-- SOURCE DATA follows --

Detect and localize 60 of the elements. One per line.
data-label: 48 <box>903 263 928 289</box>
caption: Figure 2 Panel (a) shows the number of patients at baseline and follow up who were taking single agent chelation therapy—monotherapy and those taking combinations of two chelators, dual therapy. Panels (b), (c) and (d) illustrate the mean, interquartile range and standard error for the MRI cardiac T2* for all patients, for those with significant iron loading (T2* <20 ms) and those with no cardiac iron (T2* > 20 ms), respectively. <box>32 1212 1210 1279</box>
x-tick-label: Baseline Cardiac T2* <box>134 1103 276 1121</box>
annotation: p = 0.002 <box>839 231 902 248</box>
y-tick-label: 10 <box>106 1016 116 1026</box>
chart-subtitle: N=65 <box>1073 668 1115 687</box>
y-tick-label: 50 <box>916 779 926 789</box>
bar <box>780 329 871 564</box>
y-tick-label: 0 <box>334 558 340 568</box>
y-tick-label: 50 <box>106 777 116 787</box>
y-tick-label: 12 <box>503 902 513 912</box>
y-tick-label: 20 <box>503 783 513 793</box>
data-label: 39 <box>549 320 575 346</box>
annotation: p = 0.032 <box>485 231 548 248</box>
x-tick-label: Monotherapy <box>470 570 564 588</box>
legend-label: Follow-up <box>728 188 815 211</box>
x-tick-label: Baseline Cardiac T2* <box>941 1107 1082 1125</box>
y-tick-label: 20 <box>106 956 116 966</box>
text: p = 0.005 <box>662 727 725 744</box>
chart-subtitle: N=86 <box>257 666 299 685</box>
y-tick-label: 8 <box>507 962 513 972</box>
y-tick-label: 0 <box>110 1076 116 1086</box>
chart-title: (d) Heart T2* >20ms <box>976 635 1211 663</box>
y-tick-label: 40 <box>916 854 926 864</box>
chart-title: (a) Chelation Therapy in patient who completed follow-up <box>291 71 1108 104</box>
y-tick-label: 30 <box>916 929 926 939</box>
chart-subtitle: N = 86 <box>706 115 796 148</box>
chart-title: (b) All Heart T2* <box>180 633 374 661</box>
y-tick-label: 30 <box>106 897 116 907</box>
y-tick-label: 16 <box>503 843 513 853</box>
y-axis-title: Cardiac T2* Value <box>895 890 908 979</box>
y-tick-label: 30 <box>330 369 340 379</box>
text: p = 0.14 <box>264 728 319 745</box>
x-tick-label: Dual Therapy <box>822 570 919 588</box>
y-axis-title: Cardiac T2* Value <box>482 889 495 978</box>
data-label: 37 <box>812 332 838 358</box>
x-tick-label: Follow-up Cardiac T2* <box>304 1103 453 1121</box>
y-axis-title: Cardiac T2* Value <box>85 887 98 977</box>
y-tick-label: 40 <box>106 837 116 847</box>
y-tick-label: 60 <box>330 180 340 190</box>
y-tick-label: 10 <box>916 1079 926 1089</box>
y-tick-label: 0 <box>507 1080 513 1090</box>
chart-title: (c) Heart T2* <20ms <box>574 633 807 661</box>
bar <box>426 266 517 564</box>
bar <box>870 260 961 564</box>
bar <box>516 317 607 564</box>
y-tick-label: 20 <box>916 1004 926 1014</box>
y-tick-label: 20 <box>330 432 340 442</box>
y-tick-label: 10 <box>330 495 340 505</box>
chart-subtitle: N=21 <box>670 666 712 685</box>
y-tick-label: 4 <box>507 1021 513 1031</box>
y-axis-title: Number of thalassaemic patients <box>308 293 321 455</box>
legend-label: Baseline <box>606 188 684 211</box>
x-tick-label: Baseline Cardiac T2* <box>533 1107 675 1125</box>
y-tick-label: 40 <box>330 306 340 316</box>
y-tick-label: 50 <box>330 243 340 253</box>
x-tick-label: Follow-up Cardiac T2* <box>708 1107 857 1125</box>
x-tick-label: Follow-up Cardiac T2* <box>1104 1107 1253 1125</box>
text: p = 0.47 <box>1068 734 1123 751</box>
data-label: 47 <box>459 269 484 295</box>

-- SOURCE DATA concluded --

Retype the entries precisely as they stand.

Detect and localize 60 of the elements. One per line.
data-label: 48 <box>903 263 928 289</box>
caption: Figure 2 Panel (a) shows the number of patients at baseline and follow up who were taking single agent chelation therapy—monotherapy and those taking combinations of two chelators, dual therapy. Panels (b), (c) and (d) illustrate the mean, interquartile range and standard error for the MRI cardiac T2* for all patients, for those with significant iron loading (T2* <20 ms) and those with no cardiac iron (T2* > 20 ms), respectively. <box>32 1212 1210 1279</box>
x-tick-label: Baseline Cardiac T2* <box>134 1103 276 1121</box>
annotation: p = 0.002 <box>839 231 902 248</box>
y-tick-label: 10 <box>106 1016 116 1026</box>
chart-subtitle: N=65 <box>1073 668 1115 687</box>
y-tick-label: 50 <box>916 779 926 789</box>
bar <box>780 329 871 564</box>
y-tick-label: 0 <box>334 558 340 568</box>
y-tick-label: 50 <box>106 777 116 787</box>
y-tick-label: 12 <box>503 902 513 912</box>
y-tick-label: 20 <box>503 783 513 793</box>
data-label: 39 <box>549 320 575 346</box>
annotation: p = 0.032 <box>485 231 548 248</box>
x-tick-label: Monotherapy <box>470 570 564 588</box>
legend-label: Follow-up <box>728 188 815 211</box>
x-tick-label: Baseline Cardiac T2* <box>941 1107 1082 1125</box>
y-tick-label: 20 <box>106 956 116 966</box>
text: p = 0.005 <box>662 727 725 744</box>
chart-subtitle: N=86 <box>257 666 299 685</box>
y-tick-label: 8 <box>507 962 513 972</box>
y-tick-label: 0 <box>110 1076 116 1086</box>
chart-title: (d) Heart T2* >20ms <box>976 635 1211 663</box>
y-tick-label: 40 <box>916 854 926 864</box>
chart-title: (a) Chelation Therapy in patient who completed follow-up <box>291 71 1108 104</box>
y-tick-label: 30 <box>916 929 926 939</box>
chart-subtitle: N = 86 <box>706 115 796 148</box>
chart-title: (b) All Heart T2* <box>180 633 374 661</box>
y-tick-label: 30 <box>106 897 116 907</box>
y-tick-label: 16 <box>503 843 513 853</box>
y-axis-title: Cardiac T2* Value <box>895 890 908 979</box>
y-tick-label: 30 <box>330 369 340 379</box>
text: p = 0.14 <box>264 728 319 745</box>
x-tick-label: Dual Therapy <box>822 570 919 588</box>
y-axis-title: Cardiac T2* Value <box>482 889 495 978</box>
data-label: 37 <box>812 332 838 358</box>
x-tick-label: Follow-up Cardiac T2* <box>304 1103 453 1121</box>
y-axis-title: Cardiac T2* Value <box>85 887 98 977</box>
y-tick-label: 40 <box>106 837 116 847</box>
y-tick-label: 60 <box>330 180 340 190</box>
y-tick-label: 10 <box>916 1079 926 1089</box>
y-tick-label: 0 <box>507 1080 513 1090</box>
chart-title: (c) Heart T2* <20ms <box>574 633 807 661</box>
bar <box>426 266 517 564</box>
bar <box>870 260 961 564</box>
bar <box>516 317 607 564</box>
y-tick-label: 20 <box>916 1004 926 1014</box>
y-tick-label: 20 <box>330 432 340 442</box>
y-tick-label: 10 <box>330 495 340 505</box>
chart-subtitle: N=21 <box>670 666 712 685</box>
y-tick-label: 4 <box>507 1021 513 1031</box>
y-axis-title: Number of thalassaemic patients <box>308 293 321 455</box>
legend-label: Baseline <box>606 188 684 211</box>
x-tick-label: Baseline Cardiac T2* <box>533 1107 675 1125</box>
y-tick-label: 40 <box>330 306 340 316</box>
y-tick-label: 50 <box>330 243 340 253</box>
x-tick-label: Follow-up Cardiac T2* <box>708 1107 857 1125</box>
x-tick-label: Follow-up Cardiac T2* <box>1104 1107 1253 1125</box>
text: p = 0.47 <box>1068 734 1123 751</box>
data-label: 47 <box>459 269 484 295</box>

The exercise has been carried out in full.